Reproduce every line of the records below word for word, keeping the original order.

<<<<

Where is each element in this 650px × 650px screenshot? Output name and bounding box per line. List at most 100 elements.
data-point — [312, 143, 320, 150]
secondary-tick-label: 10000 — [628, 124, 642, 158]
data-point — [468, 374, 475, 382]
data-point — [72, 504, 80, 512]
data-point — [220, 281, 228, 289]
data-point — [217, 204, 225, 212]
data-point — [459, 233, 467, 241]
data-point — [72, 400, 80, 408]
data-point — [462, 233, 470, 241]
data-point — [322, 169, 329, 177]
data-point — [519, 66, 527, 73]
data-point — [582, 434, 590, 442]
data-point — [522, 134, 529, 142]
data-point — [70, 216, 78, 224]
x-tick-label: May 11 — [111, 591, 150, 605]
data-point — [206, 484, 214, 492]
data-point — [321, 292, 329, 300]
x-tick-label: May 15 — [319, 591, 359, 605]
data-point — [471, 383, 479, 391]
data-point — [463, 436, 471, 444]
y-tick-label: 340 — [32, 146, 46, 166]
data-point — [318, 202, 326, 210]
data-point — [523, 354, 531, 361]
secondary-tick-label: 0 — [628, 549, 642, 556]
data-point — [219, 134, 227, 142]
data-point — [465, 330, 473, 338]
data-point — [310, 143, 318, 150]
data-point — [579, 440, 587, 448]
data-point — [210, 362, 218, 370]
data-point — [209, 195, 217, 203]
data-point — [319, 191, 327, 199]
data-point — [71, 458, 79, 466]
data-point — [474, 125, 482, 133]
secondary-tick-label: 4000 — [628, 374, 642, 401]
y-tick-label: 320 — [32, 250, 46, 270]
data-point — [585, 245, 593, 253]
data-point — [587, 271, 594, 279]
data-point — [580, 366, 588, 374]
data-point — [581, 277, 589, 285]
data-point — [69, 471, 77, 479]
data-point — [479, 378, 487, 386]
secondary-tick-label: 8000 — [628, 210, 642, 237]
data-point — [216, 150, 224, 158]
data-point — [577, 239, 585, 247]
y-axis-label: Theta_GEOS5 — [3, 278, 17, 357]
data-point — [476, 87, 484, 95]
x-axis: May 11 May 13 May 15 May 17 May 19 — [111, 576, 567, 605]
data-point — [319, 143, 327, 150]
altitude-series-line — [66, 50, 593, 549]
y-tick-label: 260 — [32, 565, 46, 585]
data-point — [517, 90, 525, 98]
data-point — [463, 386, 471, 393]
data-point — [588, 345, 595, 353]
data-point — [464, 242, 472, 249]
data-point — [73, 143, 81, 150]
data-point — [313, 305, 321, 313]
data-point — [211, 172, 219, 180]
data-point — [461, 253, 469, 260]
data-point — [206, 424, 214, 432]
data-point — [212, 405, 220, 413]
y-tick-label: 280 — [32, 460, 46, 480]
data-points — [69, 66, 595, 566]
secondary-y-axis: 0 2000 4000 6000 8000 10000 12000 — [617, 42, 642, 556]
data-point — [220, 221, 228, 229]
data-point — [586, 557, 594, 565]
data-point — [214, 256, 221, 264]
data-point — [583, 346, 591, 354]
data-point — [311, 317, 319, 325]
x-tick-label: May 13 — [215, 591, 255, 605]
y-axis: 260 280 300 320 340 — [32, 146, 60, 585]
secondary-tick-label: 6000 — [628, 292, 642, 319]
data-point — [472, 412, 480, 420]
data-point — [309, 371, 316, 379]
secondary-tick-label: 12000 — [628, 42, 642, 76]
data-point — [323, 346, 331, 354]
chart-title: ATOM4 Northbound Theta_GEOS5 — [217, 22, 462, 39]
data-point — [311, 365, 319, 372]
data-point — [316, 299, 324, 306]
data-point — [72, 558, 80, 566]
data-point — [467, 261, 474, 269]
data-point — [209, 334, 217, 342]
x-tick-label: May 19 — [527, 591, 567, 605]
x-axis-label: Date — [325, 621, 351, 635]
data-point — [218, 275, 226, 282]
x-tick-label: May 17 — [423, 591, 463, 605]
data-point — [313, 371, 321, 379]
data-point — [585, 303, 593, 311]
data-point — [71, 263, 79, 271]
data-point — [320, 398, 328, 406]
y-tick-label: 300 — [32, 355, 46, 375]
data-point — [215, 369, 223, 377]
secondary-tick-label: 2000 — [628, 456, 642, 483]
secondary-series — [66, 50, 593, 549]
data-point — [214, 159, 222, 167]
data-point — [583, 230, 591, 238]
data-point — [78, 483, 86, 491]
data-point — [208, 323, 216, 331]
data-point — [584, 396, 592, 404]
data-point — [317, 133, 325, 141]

>>>>

## SOLVED PROBLEM
Where is each element in this 650px × 650px screenshot? Output name and bounding box per line. List at most 100 elements.
data-point — [312, 143, 320, 150]
secondary-tick-label: 10000 — [628, 124, 642, 158]
data-point — [468, 374, 475, 382]
data-point — [72, 504, 80, 512]
data-point — [220, 281, 228, 289]
data-point — [217, 204, 225, 212]
data-point — [459, 233, 467, 241]
data-point — [72, 400, 80, 408]
data-point — [462, 233, 470, 241]
data-point — [322, 169, 329, 177]
data-point — [519, 66, 527, 73]
data-point — [582, 434, 590, 442]
data-point — [522, 134, 529, 142]
data-point — [70, 216, 78, 224]
x-tick-label: May 11 — [111, 591, 150, 605]
data-point — [206, 484, 214, 492]
data-point — [321, 292, 329, 300]
x-tick-label: May 15 — [319, 591, 359, 605]
data-point — [471, 383, 479, 391]
data-point — [463, 436, 471, 444]
y-tick-label: 340 — [32, 146, 46, 166]
data-point — [318, 202, 326, 210]
data-point — [523, 354, 531, 361]
secondary-tick-label: 0 — [628, 549, 642, 556]
data-point — [219, 134, 227, 142]
data-point — [465, 330, 473, 338]
data-point — [310, 143, 318, 150]
data-point — [579, 440, 587, 448]
data-point — [210, 362, 218, 370]
data-point — [209, 195, 217, 203]
data-point — [319, 191, 327, 199]
data-point — [71, 458, 79, 466]
data-point — [474, 125, 482, 133]
secondary-tick-label: 4000 — [628, 374, 642, 401]
y-tick-label: 320 — [32, 250, 46, 270]
data-point — [585, 245, 593, 253]
data-point — [587, 271, 594, 279]
data-point — [580, 366, 588, 374]
data-point — [581, 277, 589, 285]
data-point — [69, 471, 77, 479]
data-point — [479, 378, 487, 386]
secondary-tick-label: 8000 — [628, 210, 642, 237]
data-point — [216, 150, 224, 158]
data-point — [577, 239, 585, 247]
y-axis-label: Theta_GEOS5 — [3, 278, 17, 357]
data-point — [476, 87, 484, 95]
x-axis: May 11 May 13 May 15 May 17 May 19 — [111, 576, 567, 605]
data-point — [319, 143, 327, 150]
altitude-series-line — [66, 50, 593, 549]
y-tick-label: 260 — [32, 565, 46, 585]
data-point — [517, 90, 525, 98]
data-point — [463, 386, 471, 393]
data-point — [588, 345, 595, 353]
data-point — [464, 242, 472, 249]
data-point — [73, 143, 81, 150]
data-point — [313, 305, 321, 313]
data-point — [211, 172, 219, 180]
data-point — [461, 253, 469, 260]
data-point — [206, 424, 214, 432]
data-point — [212, 405, 220, 413]
y-tick-label: 280 — [32, 460, 46, 480]
data-points — [69, 66, 595, 566]
secondary-y-axis: 0 2000 4000 6000 8000 10000 12000 — [617, 42, 642, 556]
data-point — [220, 221, 228, 229]
data-point — [586, 557, 594, 565]
data-point — [214, 256, 221, 264]
data-point — [583, 346, 591, 354]
data-point — [311, 317, 319, 325]
x-tick-label: May 13 — [215, 591, 255, 605]
y-axis: 260 280 300 320 340 — [32, 146, 60, 585]
secondary-tick-label: 6000 — [628, 292, 642, 319]
data-point — [472, 412, 480, 420]
data-point — [309, 371, 316, 379]
secondary-tick-label: 12000 — [628, 42, 642, 76]
data-point — [323, 346, 331, 354]
chart-title: ATOM4 Northbound Theta_GEOS5 — [217, 22, 462, 39]
data-point — [311, 365, 319, 372]
data-point — [316, 299, 324, 306]
data-point — [72, 558, 80, 566]
data-point — [467, 261, 474, 269]
data-point — [209, 334, 217, 342]
x-tick-label: May 19 — [527, 591, 567, 605]
x-axis-label: Date — [325, 621, 351, 635]
data-point — [218, 275, 226, 282]
x-tick-label: May 17 — [423, 591, 463, 605]
data-point — [313, 371, 321, 379]
data-point — [585, 303, 593, 311]
data-point — [71, 263, 79, 271]
data-point — [320, 398, 328, 406]
y-tick-label: 300 — [32, 355, 46, 375]
data-point — [215, 369, 223, 377]
secondary-tick-label: 2000 — [628, 456, 642, 483]
secondary-series — [66, 50, 593, 549]
data-point — [214, 159, 222, 167]
data-point — [583, 230, 591, 238]
data-point — [78, 483, 86, 491]
data-point — [208, 323, 216, 331]
data-point — [584, 396, 592, 404]
data-point — [317, 133, 325, 141]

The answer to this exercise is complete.